■ Your objective
Search the material below for the string "adhærentes" and extract each line that has it.

■ The records
···

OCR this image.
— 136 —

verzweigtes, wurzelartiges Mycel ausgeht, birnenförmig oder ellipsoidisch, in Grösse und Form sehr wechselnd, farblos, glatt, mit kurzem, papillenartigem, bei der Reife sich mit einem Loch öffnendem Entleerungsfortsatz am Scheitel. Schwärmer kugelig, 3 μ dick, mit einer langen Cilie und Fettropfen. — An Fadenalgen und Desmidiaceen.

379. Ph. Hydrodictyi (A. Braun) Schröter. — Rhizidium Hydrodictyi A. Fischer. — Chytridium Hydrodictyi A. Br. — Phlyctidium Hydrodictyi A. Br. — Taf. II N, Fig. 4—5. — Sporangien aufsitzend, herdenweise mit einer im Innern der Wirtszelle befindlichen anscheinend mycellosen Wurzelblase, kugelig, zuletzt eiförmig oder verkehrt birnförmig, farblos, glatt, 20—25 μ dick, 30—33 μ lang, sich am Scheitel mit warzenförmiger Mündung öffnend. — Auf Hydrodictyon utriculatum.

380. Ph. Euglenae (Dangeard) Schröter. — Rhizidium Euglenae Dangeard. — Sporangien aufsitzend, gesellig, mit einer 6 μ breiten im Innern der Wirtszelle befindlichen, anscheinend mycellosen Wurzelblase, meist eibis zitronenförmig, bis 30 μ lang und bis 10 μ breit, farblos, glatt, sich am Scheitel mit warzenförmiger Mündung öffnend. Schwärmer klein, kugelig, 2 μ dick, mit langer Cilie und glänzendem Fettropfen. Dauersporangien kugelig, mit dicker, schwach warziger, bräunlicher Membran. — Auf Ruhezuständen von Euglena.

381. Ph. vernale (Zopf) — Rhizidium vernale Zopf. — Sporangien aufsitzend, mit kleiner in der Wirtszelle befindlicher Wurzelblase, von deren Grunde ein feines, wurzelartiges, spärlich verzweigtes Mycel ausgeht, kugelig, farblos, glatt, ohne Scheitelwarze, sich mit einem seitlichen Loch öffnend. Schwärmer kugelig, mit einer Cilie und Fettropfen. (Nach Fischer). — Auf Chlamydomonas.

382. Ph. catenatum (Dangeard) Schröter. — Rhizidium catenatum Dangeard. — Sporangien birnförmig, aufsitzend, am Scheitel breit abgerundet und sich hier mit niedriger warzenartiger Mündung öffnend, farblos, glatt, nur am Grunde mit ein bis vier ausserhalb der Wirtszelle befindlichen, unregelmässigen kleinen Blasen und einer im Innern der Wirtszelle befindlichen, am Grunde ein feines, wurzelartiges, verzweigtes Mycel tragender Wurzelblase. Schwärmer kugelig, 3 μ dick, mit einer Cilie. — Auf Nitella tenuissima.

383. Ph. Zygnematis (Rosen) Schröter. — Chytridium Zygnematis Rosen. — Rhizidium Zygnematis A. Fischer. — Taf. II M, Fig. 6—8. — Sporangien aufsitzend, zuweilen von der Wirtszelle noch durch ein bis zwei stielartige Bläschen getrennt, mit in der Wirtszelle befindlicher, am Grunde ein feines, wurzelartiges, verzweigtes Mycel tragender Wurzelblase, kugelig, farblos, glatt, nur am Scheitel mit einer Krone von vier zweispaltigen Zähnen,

···

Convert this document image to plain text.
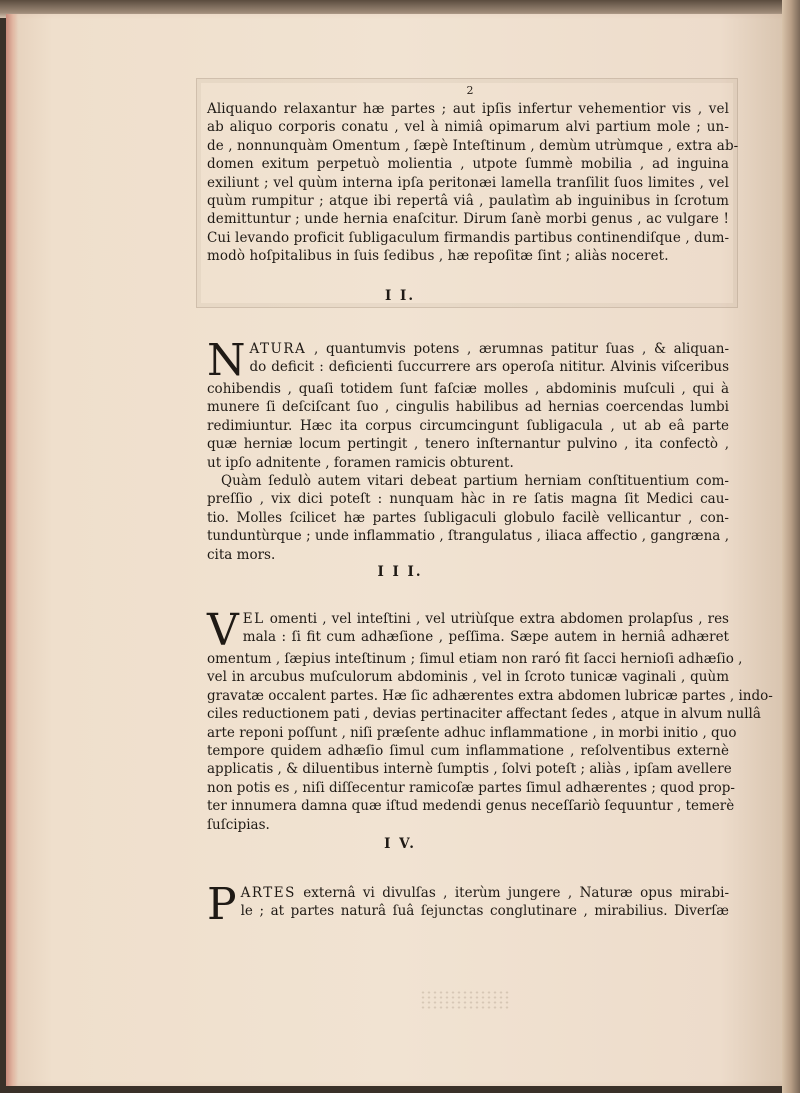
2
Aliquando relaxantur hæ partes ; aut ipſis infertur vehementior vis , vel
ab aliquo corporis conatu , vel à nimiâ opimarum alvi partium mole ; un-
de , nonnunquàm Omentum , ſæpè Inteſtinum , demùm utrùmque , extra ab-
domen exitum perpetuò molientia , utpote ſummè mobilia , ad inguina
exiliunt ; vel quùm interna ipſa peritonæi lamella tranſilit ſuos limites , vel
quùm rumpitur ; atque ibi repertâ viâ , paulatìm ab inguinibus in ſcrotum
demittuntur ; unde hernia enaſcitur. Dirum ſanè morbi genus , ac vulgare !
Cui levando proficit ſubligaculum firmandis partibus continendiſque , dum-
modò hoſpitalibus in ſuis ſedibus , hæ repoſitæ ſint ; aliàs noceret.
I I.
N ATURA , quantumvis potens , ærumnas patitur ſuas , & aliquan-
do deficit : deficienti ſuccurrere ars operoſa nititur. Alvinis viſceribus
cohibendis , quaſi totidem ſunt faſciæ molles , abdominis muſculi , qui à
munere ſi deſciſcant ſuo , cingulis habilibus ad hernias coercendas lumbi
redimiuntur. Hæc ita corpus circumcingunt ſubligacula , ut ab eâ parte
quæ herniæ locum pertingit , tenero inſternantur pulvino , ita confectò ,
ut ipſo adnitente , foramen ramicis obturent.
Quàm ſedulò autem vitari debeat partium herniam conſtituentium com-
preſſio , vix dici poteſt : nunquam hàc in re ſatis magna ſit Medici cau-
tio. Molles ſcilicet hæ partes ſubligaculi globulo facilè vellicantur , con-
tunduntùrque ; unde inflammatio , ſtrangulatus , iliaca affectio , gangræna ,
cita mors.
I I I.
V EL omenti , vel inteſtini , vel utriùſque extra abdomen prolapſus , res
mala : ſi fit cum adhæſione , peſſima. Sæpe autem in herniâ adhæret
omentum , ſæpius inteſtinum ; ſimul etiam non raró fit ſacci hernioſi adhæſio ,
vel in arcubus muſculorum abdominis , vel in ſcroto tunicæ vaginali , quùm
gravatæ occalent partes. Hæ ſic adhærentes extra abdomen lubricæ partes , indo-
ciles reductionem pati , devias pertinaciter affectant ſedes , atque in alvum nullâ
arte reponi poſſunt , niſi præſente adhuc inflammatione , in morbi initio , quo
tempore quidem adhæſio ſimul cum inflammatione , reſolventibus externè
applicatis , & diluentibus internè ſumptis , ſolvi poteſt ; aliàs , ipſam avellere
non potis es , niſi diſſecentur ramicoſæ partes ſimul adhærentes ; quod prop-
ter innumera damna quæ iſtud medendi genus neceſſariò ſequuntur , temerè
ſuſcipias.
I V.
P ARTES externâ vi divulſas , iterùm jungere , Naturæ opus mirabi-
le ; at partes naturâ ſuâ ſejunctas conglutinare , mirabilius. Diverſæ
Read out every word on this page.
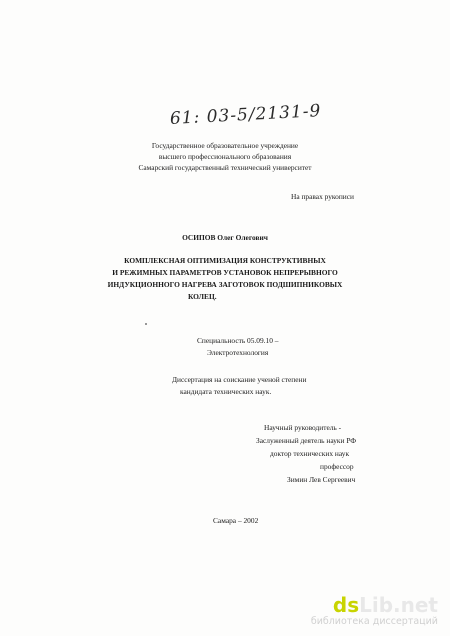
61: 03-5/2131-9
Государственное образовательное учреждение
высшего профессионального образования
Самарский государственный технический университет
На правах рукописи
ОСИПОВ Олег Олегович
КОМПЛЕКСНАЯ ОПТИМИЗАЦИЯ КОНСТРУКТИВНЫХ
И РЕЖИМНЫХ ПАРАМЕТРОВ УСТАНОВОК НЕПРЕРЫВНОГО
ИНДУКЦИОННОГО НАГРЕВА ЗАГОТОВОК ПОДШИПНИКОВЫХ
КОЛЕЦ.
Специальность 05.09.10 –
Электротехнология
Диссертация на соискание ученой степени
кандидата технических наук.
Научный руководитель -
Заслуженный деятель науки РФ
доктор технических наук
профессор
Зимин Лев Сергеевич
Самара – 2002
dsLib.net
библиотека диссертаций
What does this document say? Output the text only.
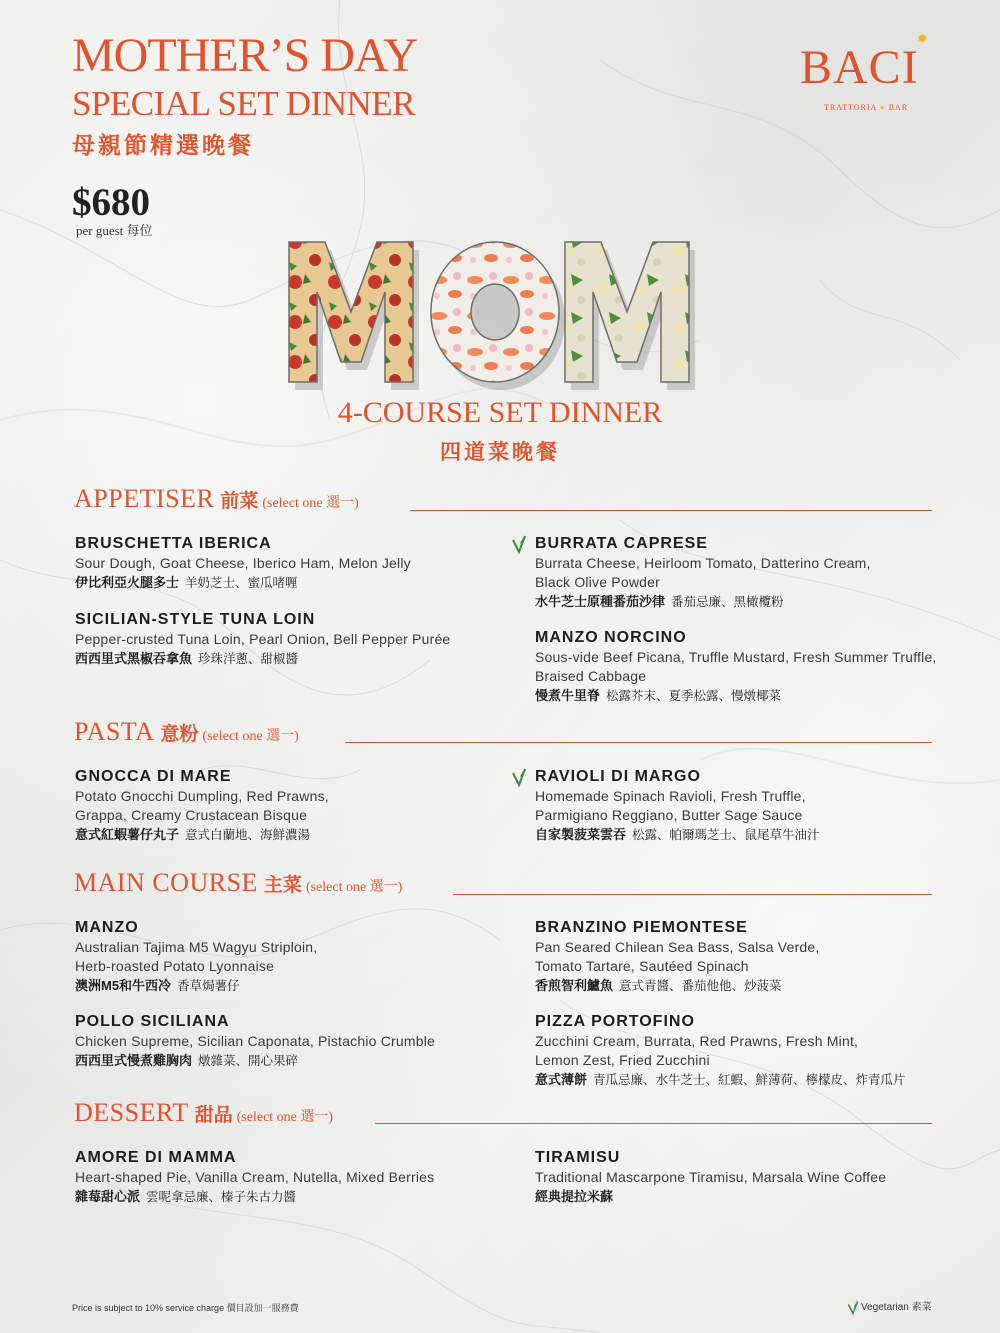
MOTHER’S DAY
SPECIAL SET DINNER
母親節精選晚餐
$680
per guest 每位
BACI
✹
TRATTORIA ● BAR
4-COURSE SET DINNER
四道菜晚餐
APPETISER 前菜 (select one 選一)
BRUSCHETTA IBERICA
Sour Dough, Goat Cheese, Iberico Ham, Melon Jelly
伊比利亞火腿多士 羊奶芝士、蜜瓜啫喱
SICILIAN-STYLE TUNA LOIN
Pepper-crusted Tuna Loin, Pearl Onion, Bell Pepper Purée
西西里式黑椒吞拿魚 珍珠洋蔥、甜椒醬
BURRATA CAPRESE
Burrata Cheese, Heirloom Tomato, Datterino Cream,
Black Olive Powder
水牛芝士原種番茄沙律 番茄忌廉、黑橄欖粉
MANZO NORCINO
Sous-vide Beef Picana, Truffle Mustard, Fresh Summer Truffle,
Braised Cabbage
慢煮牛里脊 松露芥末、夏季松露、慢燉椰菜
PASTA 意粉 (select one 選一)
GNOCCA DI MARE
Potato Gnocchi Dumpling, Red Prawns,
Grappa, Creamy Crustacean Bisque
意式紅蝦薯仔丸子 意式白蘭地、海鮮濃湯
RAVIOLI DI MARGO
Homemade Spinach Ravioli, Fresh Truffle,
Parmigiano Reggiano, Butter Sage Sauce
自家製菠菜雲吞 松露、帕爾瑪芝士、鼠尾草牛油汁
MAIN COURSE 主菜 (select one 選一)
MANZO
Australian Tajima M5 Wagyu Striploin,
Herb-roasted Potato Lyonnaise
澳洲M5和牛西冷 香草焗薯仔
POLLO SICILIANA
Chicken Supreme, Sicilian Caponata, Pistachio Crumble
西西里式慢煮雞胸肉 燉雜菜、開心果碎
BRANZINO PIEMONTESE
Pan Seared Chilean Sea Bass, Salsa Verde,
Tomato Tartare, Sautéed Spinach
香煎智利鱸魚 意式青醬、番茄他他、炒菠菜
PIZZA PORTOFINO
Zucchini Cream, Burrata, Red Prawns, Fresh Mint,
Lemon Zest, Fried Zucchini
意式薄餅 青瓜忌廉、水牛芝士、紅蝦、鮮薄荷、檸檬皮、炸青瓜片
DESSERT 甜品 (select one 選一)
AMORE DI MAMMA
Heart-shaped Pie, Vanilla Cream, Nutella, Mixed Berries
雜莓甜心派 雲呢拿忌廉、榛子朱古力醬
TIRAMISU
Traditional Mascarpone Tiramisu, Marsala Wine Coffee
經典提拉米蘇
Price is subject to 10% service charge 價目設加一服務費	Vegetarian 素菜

···

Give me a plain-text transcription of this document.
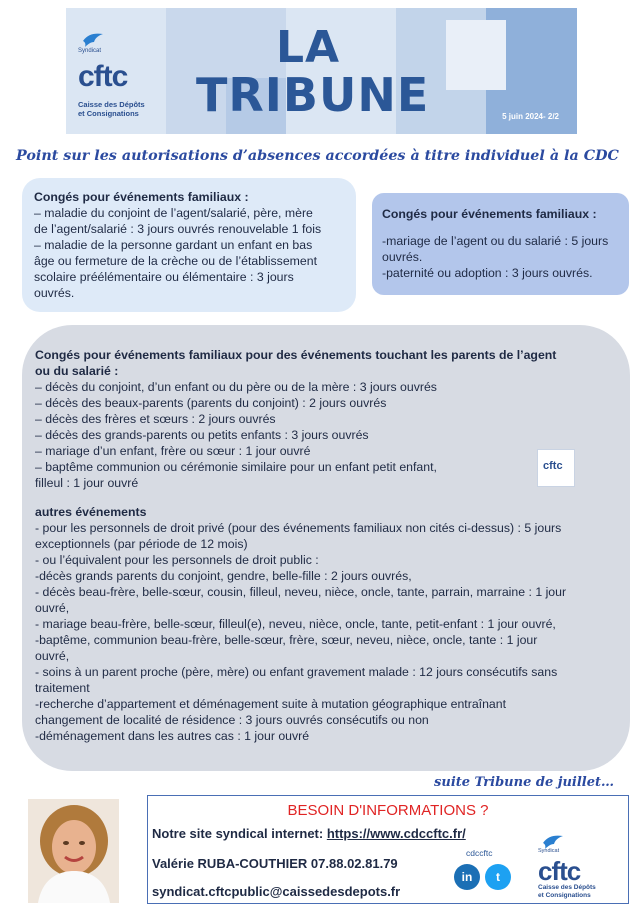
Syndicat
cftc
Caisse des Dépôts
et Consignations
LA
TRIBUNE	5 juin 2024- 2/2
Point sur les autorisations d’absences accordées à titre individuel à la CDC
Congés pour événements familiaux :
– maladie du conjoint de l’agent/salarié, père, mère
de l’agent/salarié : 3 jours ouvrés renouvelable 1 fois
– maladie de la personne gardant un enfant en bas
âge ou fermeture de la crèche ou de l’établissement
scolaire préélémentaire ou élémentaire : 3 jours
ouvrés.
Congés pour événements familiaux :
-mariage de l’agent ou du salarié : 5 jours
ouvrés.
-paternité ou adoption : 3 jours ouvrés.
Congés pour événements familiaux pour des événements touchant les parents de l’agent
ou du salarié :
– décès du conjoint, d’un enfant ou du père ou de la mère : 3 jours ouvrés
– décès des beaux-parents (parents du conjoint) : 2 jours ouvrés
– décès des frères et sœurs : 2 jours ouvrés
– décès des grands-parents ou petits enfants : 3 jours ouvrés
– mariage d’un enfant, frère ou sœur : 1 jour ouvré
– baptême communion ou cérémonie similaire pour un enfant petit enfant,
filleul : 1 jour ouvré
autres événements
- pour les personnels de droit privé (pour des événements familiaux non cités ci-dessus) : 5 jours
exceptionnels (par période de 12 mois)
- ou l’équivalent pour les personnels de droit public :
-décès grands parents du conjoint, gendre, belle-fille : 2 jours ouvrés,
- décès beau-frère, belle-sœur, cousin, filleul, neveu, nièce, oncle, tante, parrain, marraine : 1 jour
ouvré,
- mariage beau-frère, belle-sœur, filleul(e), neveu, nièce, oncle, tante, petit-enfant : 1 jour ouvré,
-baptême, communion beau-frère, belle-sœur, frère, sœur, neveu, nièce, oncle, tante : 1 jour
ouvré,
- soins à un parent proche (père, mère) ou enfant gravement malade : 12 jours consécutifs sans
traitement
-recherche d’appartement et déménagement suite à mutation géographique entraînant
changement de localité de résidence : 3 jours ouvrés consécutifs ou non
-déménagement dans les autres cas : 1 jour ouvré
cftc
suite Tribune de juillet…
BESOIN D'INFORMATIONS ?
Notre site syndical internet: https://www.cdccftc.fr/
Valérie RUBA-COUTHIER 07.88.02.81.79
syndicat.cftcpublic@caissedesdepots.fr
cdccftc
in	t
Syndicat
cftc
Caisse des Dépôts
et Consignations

···

■ Exercise solution
gravatæ occalent partes. Hæ ſic adhærentes extra abdomen lubricæ partes , indo-
non potis es , niſi diſſecentur ramicoſæ partes ſimul adhærentes ; quod prop-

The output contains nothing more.